Passage given
• • • •

Second point: How did Jesus truly love his mother and the rest of his family members? St Maximilian Kolbe once said, “Never be afraid of loving Mary too much. You can never love her more than Jesus did.” That is a beautiful and profound truth. No question that Jesus loves his mother perfectly. But I believe there is something deeper in Jesus’s way than the usual way sons and daughters love their parents. And here is where Mary becomes even more luminous.

In the Gospel of John, Jesus and Mary are at a wedding, and when the wine begins to run out, Mary is alarmed. She tells Jesus that they are out of wine. At her request, Jesus acts. Did Jesus act because it was his mother who requested? If the request came from another person who was not related to Jesus, would Jesus not have done the miracle at Cana?

But Jesus responds in a way that surprises us yet again. He says, “Woman, what have I to do with you? My hour has not yet come” (Jn 2:4). Mary, however, does not seem to be offended. And rightly so. Mary does not think that, being the mother, she has a right over her son, that she is entitled to the miraculous powers of her son. Far from it.

• • • •

Directive a
Can you copy out the lines of the records starting at the line containing "data-point: [221, 503, 225, 507]" and ending at the line containing "data-point: [206, 496, 210, 499]", including both of those lines and nothing else?
The reflection on Jesus and his mother has no connection to the records that follow it.

• • • •

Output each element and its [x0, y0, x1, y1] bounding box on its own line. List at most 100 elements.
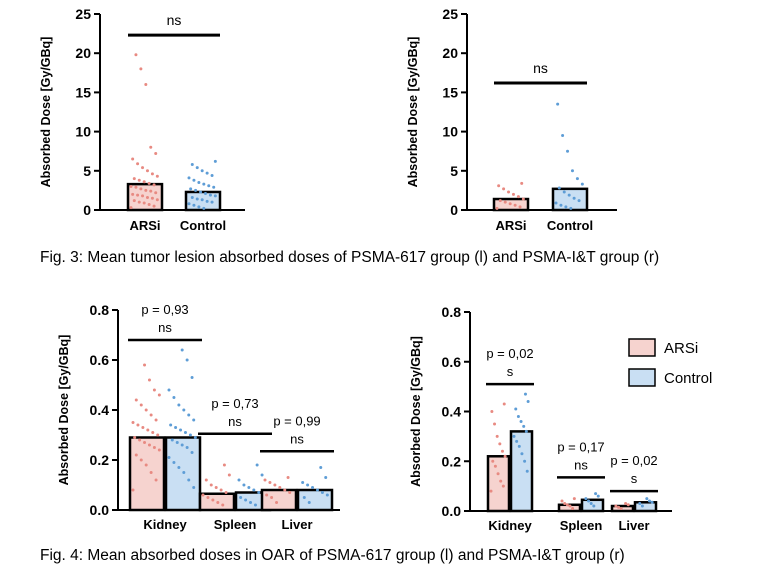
data-point: [221, 503, 225, 507]
data-point: [132, 177, 136, 181]
data-point: [154, 191, 158, 195]
bar-liver-control: [633, 501, 658, 513]
p-value-label: p = 0,02: [610, 453, 657, 468]
data-point: [520, 181, 524, 185]
data-point: [206, 496, 210, 499]
data-point: [183, 431, 187, 434]
fig4-right-chart: 0.0 0.2 0.4 0.6 0.8 Absorbed Dose [Gy/GBq] Kid…: [409, 304, 712, 533]
y-tick-label: 0: [83, 202, 91, 218]
p-value-label: p = 0,99: [273, 413, 320, 428]
data-point: [288, 491, 292, 494]
significance-label: ns: [533, 60, 548, 76]
data-point: [150, 196, 154, 200]
data-point: [497, 184, 501, 188]
significance-label: ns: [158, 320, 172, 335]
x-tick-label: Kidney: [488, 518, 532, 533]
data-point: [131, 488, 135, 492]
data-point: [253, 503, 257, 507]
data-point: [522, 424, 526, 428]
data-point: [129, 184, 133, 188]
data-point: [210, 200, 214, 204]
data-point: [503, 200, 507, 204]
data-point: [134, 453, 138, 457]
y-axis-label: Absorbed Dose [Gy/GBq]: [57, 335, 71, 486]
data-point: [134, 185, 138, 189]
y-tick-label: 0.6: [90, 352, 110, 368]
data-point: [200, 169, 204, 173]
data-point: [564, 205, 568, 209]
data-point: [209, 483, 213, 487]
data-point: [207, 184, 211, 188]
data-point: [557, 186, 561, 190]
data-point: [507, 190, 511, 194]
data-point: [511, 192, 515, 196]
data-point: [155, 174, 159, 178]
data-point: [146, 428, 150, 432]
data-point: [490, 410, 494, 413]
data-point: [521, 197, 525, 201]
x-tick-label: Liver: [281, 517, 312, 532]
data-point: [273, 483, 277, 487]
data-point: [647, 499, 651, 503]
data-point: [157, 448, 161, 452]
p-value-label: p = 0,93: [141, 302, 188, 317]
bar-kidney-arsi: [128, 436, 166, 512]
data-point: [252, 488, 256, 492]
p-value-label: p = 0,73: [211, 396, 258, 411]
data-point: [325, 493, 329, 497]
data-point: [501, 484, 505, 488]
y-tick-label: 20: [75, 45, 91, 61]
data-point: [516, 195, 520, 199]
data-point: [247, 486, 251, 489]
data-point: [556, 102, 560, 106]
y-tick-label: 25: [75, 6, 91, 22]
data-point: [526, 400, 530, 404]
data-point: [219, 488, 223, 492]
data-point: [554, 201, 558, 205]
data-point: [177, 403, 181, 407]
x-tick-label: Kidney: [143, 517, 187, 532]
data-point: [619, 507, 623, 511]
data-point: [566, 149, 570, 153]
y-tick-label: 0.0: [90, 502, 110, 518]
x-tick-label: ARSi: [129, 218, 160, 233]
data-point: [491, 459, 495, 463]
fig4-caption: Fig. 4: Mean absorbed doses in OAR of PS…: [40, 547, 625, 564]
data-point: [514, 407, 518, 411]
bar-kidney-arsi: [486, 455, 511, 513]
data-point: [311, 486, 315, 489]
data-point: [131, 421, 135, 424]
data-point: [283, 488, 287, 492]
y-tick-label: 10: [75, 124, 91, 140]
y-tick-label: 0.0: [442, 503, 462, 519]
data-point: [144, 83, 148, 87]
data-point: [142, 201, 146, 205]
data-point: [559, 203, 563, 207]
data-point: [580, 182, 584, 186]
data-point: [190, 163, 194, 167]
bar-arsi: [126, 182, 164, 212]
y-tick-label: 0.6: [442, 354, 462, 370]
data-point: [495, 206, 499, 210]
y-tick-label: 0.8: [442, 304, 462, 320]
data-point: [190, 451, 194, 454]
data-point: [138, 438, 142, 442]
data-point: [286, 476, 290, 479]
data-point: [515, 439, 519, 443]
data-point: [523, 459, 527, 463]
data-point: [650, 500, 654, 504]
data-point: [560, 499, 564, 503]
data-point: [190, 195, 194, 199]
data-point: [143, 441, 147, 444]
data-point: [143, 363, 147, 367]
data-point: [200, 198, 204, 202]
data-point: [500, 449, 504, 453]
data-point: [194, 188, 198, 192]
data-point: [185, 358, 189, 362]
data-point: [571, 507, 575, 511]
data-point: [210, 174, 214, 178]
data-point: [187, 176, 191, 180]
data-point: [167, 388, 171, 392]
data-point: [185, 446, 189, 449]
data-point: [216, 501, 220, 504]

• • • •

Directive b
Can you resume the reflection on how Jesus loved his mother, going on from its final sentence?

Reply a
data-point: [221, 503, 225, 507]
data-point: [132, 177, 136, 181]
data-point: [154, 191, 158, 195]
bar-liver-control: [633, 501, 658, 513]
p-value-label: p = 0,02: [610, 453, 657, 468]
data-point: [520, 181, 524, 185]
data-point: [206, 496, 210, 499]

Reply b
If Mary did not hold on to privileged ties of family, what was it that she held on to? Mary simply held on to her genuine concern for the bride and the bridegroom who were faced with a very pressing need. This show of great compassion in Mary was so powerful that even Jesus was moved in compassion to respond to the need. The beginning of the mission of Jesus, then, is borne out of the here and now of basic and pastoral needs of people around him. I would like to believe that the miracle at Cana was a shared one, with the help of Mary through her keen sense of the needs of others—contemplating them in her heart.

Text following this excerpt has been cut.